- [PAGE EXTRACT]
● ● ● ● ●
# Electric bikes



## cris15 (Aug 7, 2007)

Hi all
I am thinking of buying a couple of electric bikes, but it looks like a minefield with all the different models available.

Any thoughts or advice would be appreciated.

Realistic battery ranges and charging times.
Regulations if any in Europe and U.K
Any links.

Thanks


----------



## DABurleigh (May 9, 2005)

Once you set a budget it is fairly straightforward. You get what you pay for.

Dave


----------



## cater_racer (May 1, 2005)

I bought a couple of electroped's they went about 10Km on a charge thats 5km each way, witha 72Kg man (me) on board. 

The problem is that up hill, when you need them most, they were useless, and downhill they wern't any faster than a pedal bike.

They also weigh quite a bit and I descided that I should get fitter, so I sold them on ebay. I lost about £300 on each of them.

I bought two aluminium framed normal bikes, they don't even need abike rack on the Mhome, I have a Thule tow ball bike rack now, and feel it is about optimum for travelling around.


----------



## 96706 (Nov 13, 2005)

We have a couple of these:
http://folding-bikes.net/asbikes/el....html?osCsid=91dc977e32a44ffa322eae1ecd9055e1

Our bikes have the gel saddles, rear suspension saddle posts, both front carry bag & rear paniers. We also have the slime puncture kits and although had the knobbly off road tyre, have reverted to normal road tyres as we found them not beneficial.

Several other MHF have them as well. Does exactly what they say  and Peter is a real 'gentleman' to deal with. No problem is ever any trouble to him, as long as you are genuine.

We got ours last May at the Detling show and have used them abroad as well as here. Jean uses hers as daily commute back & forward to work. 
Although we also still have mountain bikes, for everyday "on road" use they take a lot of beating. We have also taken them down muddy tracks & paths, but their weight & small wheels doesn't really help.

Peter is nearly at every show. He does say that his best customers are either Motorhome owners or Narrowboat owners.
So that gives a clue as to how he views his clientele :wink:

With the battery packs removed, both bikes will fit on our rear bike rack. We have found it best to fold the handlebars down and remove the saddles so that it makes a more compact load and easier to fit the fiamma bike cover over.


----------



## impala666 (Oct 26, 2007)

Go for Kalkoffs or Easy Sprint... both around £1200
We have had both & now have Kalkoffs from 50cycles Loughborough.

Have cycled miles on them in Europe & UK...along the Danube was great.
● ● ● ● ●
- [COMPLETE THE FOLLOWING]
• 1. Render the sentence "Once you set a budget it is fairly straightforward." from the electric bikes thread in French.
• 2. Format the lines of the records from the line containing "tab-daily-k[interactable]: 日K xyxy=(362,623,425,678)" up to and including the line containing "y-tick-label: 5.25 xyxy=(16,1254,92,1294)" as a numbered list, omitting any blank lines.
The electric bikes thread has no connection to the records that come after it.

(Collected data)
● ● ● ● ●
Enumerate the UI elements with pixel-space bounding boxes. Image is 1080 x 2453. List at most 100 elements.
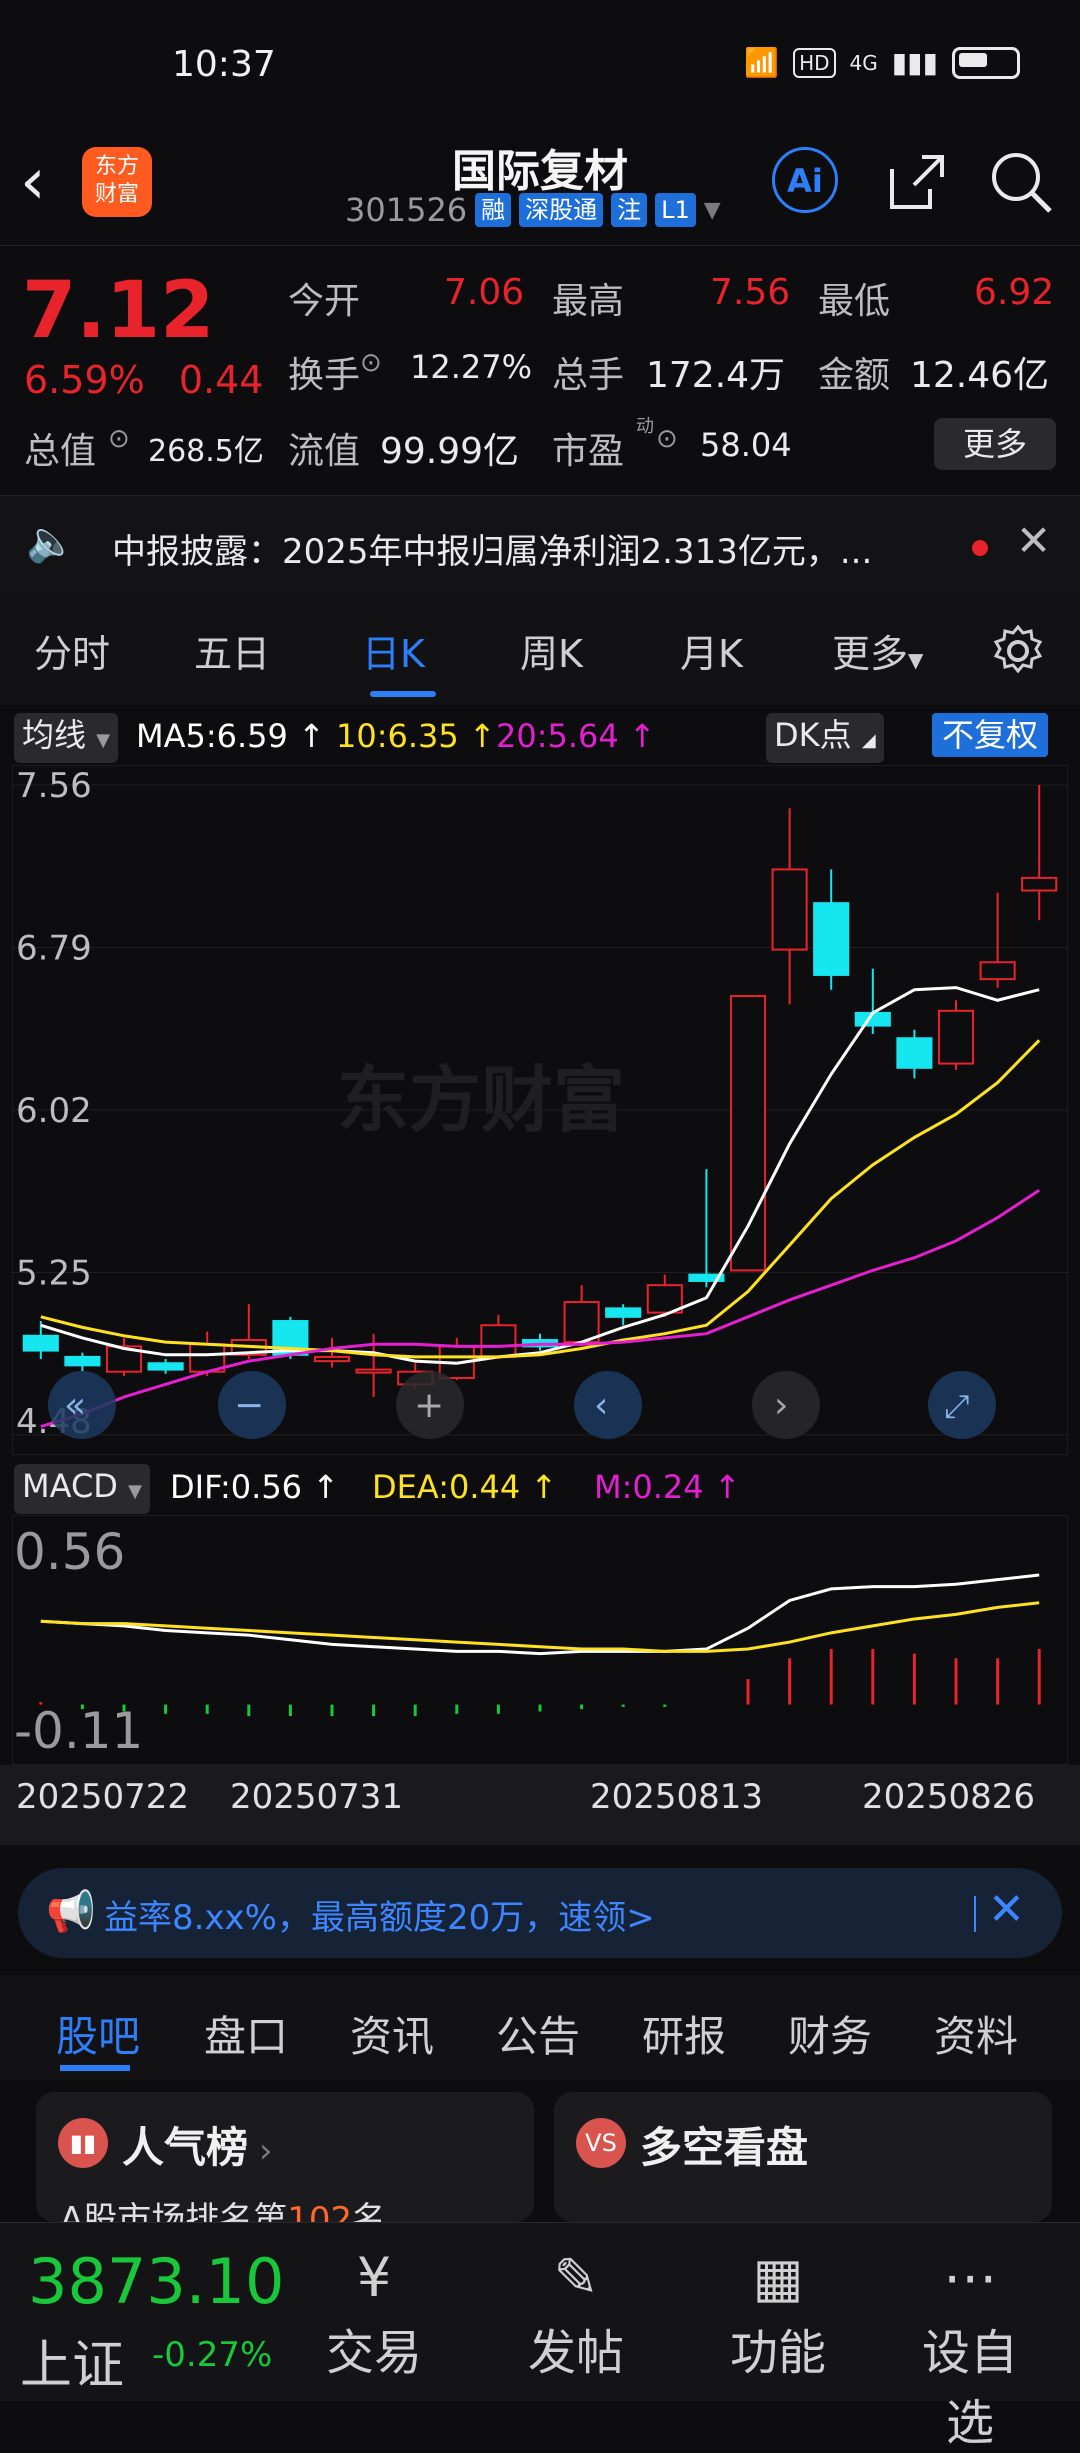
tab-daily-k[interactable]: 日K xyxy=(362,623,425,678)
label-market-cap: 总值 xyxy=(24,431,97,472)
share-icon[interactable] xyxy=(886,151,948,213)
candle-body xyxy=(729,995,767,1272)
tab-monthly-k[interactable]: 月K xyxy=(680,623,743,678)
tab-intraday[interactable]: 分时 xyxy=(34,623,110,678)
news-ticker[interactable]: 🔈 中报披露：2025年中报归属净利润2.313亿元，... ✕ xyxy=(0,495,1080,597)
close-icon[interactable]: ✕ xyxy=(1016,516,1051,565)
tag-registered: 注 xyxy=(611,193,648,227)
y-tick-label: 5.25 xyxy=(16,1254,92,1294)
more-quote-button[interactable]: 更多 xyxy=(934,418,1056,470)
tab-forum[interactable]: 股吧 xyxy=(56,2003,140,2064)
settings-gear-icon[interactable] xyxy=(990,623,1046,679)
dk-point-toggle[interactable]: DK点 ◢ xyxy=(766,713,884,763)
popularity-card[interactable]: ▮▮ 人气榜 › A股市场排名第102名 xyxy=(36,2092,534,2240)
bull-bear-card[interactable]: VS 多空看盘 xyxy=(554,2092,1052,2222)
info-icon[interactable]: ⊙ xyxy=(360,348,382,378)
scroll-far-left-button[interactable]: « xyxy=(48,1371,116,1439)
macd-chart[interactable]: 0.56 -0.11 xyxy=(12,1515,1068,1765)
zoom-in-button[interactable]: + xyxy=(396,1371,464,1439)
candle-body xyxy=(355,1368,392,1374)
value-open: 7.06 xyxy=(444,272,525,313)
tab-five-day[interactable]: 五日 xyxy=(194,623,270,678)
candle-body xyxy=(771,868,808,951)
active-tab-indicator xyxy=(370,691,436,697)
battery-icon xyxy=(952,46,1020,79)
info-icon[interactable]: ⊙ xyxy=(108,424,130,454)
dea-value: DEA:0.44 ↑ xyxy=(372,1468,558,1506)
price-adjust-toggle[interactable]: 不复权 xyxy=(932,713,1049,757)
stock-header: ‹ 东方 财富 国际复材 301526 融 深股通 注 L1 ▼ Ai xyxy=(0,135,1080,245)
candle-body xyxy=(813,902,850,976)
label-pe: 市盈 xyxy=(552,431,625,472)
info-icon[interactable]: ⊙ xyxy=(656,424,678,454)
index-name[interactable]: 上证 xyxy=(20,2323,124,2398)
label-float-cap: 流值 xyxy=(288,431,361,472)
candlestick-chart[interactable]: 东方财富 7.566.796.025.254.48 « − + ‹ › ⤢ xyxy=(12,765,1068,1455)
unread-dot xyxy=(972,540,988,556)
tab-order-book[interactable]: 盘口 xyxy=(204,2003,288,2064)
close-icon[interactable]: ✕ xyxy=(988,1884,1025,1935)
value-amount: 12.46亿 xyxy=(910,355,1050,396)
fullscreen-button[interactable]: ⤢ xyxy=(928,1371,996,1439)
more-dots-icon: ⋯ xyxy=(943,2246,997,2309)
candle-body xyxy=(563,1301,600,1344)
yen-cycle-icon: ¥ xyxy=(356,2246,392,2309)
caret-down-icon[interactable]: ▼ xyxy=(704,198,721,223)
pe-dynamic-mark: 动 xyxy=(636,416,654,437)
index-value[interactable]: 3873.10 xyxy=(28,2245,284,2318)
label-turnover: 换手 xyxy=(288,355,361,396)
edit-icon: ✎ xyxy=(553,2246,599,2309)
y-tick-label: 6.02 xyxy=(16,1091,92,1131)
candle-body xyxy=(22,1334,59,1352)
date-label: 20250813 xyxy=(590,1777,764,1817)
scroll-right-button[interactable]: › xyxy=(752,1371,820,1439)
label-amount: 金额 xyxy=(818,355,891,396)
value-turnover: 12.27% xyxy=(410,348,533,386)
nav-trade[interactable]: ¥ 交易 xyxy=(304,2243,444,2383)
scroll-left-button[interactable]: ‹ xyxy=(574,1371,642,1439)
date-label: 20250722 xyxy=(16,1777,190,1817)
news-text[interactable]: 中报披露：2025年中报归属净利润2.313亿元，... xyxy=(112,524,872,573)
candle-body xyxy=(605,1307,642,1318)
tab-news[interactable]: 资讯 xyxy=(350,2003,434,2064)
network-label: 4G xyxy=(849,50,878,75)
zoom-out-button[interactable]: − xyxy=(218,1371,286,1439)
value-high: 7.56 xyxy=(710,272,791,313)
promo-banner[interactable]: 📢 益率8.xx%，最高额度20万，速领> ✕ xyxy=(18,1868,1062,1958)
tab-weekly-k[interactable]: 周K xyxy=(520,623,583,678)
change-amount: 0.44 xyxy=(178,358,264,402)
y-tick-label: 6.79 xyxy=(16,929,92,969)
tab-profile[interactable]: 资料 xyxy=(934,2003,1018,2064)
nav-label: 发帖 xyxy=(527,2325,624,2381)
macd-selector[interactable]: MACD ▼ xyxy=(14,1464,150,1514)
y-tick-label: -0.11 xyxy=(14,1702,143,1760)
ma-indicator-row: 均线 ▼ MA5:6.59 ↑ 10:6.35 ↑ 20:5.64 ↑ DK点 … xyxy=(0,705,1080,765)
tab-financials[interactable]: 财务 xyxy=(788,2003,872,2064)
card-title: 人气榜 › xyxy=(122,2123,273,2172)
minus-icon: − xyxy=(234,1385,264,1426)
expand-icon: ⤢ xyxy=(944,1387,970,1425)
ma5-value: MA5:6.59 ↑ xyxy=(136,717,325,755)
tag-margin: 融 xyxy=(475,193,512,227)
search-icon[interactable] xyxy=(988,149,1054,215)
divider xyxy=(974,1896,976,1932)
megaphone-icon: 📢 xyxy=(46,1889,96,1935)
label-volume: 总手 xyxy=(552,355,625,396)
ai-assistant-icon[interactable]: Ai xyxy=(772,147,838,213)
nav-functions[interactable]: ▦ 功能 xyxy=(708,2243,848,2383)
bottom-bar: 3873.10 上证 -0.27% ¥ 交易 ✎ 发帖 ▦ 功能 ⋯ 设自选 xyxy=(0,2222,1080,2451)
active-tab-indicator xyxy=(60,2065,130,2071)
nav-post[interactable]: ✎ 发帖 xyxy=(506,2243,646,2383)
value-float-cap: 99.99亿 xyxy=(380,431,520,472)
nav-label: 设自选 xyxy=(921,2325,1018,2451)
m-value: M:0.24 ↑ xyxy=(594,1468,741,1506)
tab-announcements[interactable]: 公告 xyxy=(496,2003,580,2064)
tab-research[interactable]: 研报 xyxy=(642,2003,726,2064)
tab-more[interactable]: 更多▼ xyxy=(832,623,923,678)
nav-add-watchlist[interactable]: ⋯ 设自选 xyxy=(900,2243,1040,2453)
y-tick-label: 0.56 xyxy=(14,1523,125,1581)
promo-text[interactable]: 益率8.xx%，最高额度20万，速领> xyxy=(104,1890,655,1939)
ma-selector[interactable]: 均线 ▼ xyxy=(14,713,119,763)
candle-body xyxy=(313,1355,351,1363)
plus-icon: + xyxy=(414,1385,444,1426)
● ● ● ● ●
- [ANSWERS]
• 1. Une fois le budget fixé, c'est assez simple.

• 2.
1. tab-daily-k[interactable]: 日K xyxy=(362,623,425,678)
2. label-market-cap: 总值 xyxy=(24,431,97,472)
3. share-icon[interactable] xyxy=(886,151,948,213)
4. candle-body xyxy=(729,995,767,1272)
5. tab-monthly-k[interactable]: 月K xyxy=(680,623,743,678)
6. tab-intraday[interactable]: 分时 xyxy=(34,623,110,678)
7. news-ticker[interactable]: 🔈 中报披露：2025年中报归属净利润2.313亿元，... ✕ xyxy=(0,495,1080,597)
8. close-icon[interactable]: ✕ xyxy=(1016,516,1051,565)
9. tag-registered: 注 xyxy=(611,193,648,227)
10. y-tick-label: 5.25 xyxy=(16,1254,92,1294)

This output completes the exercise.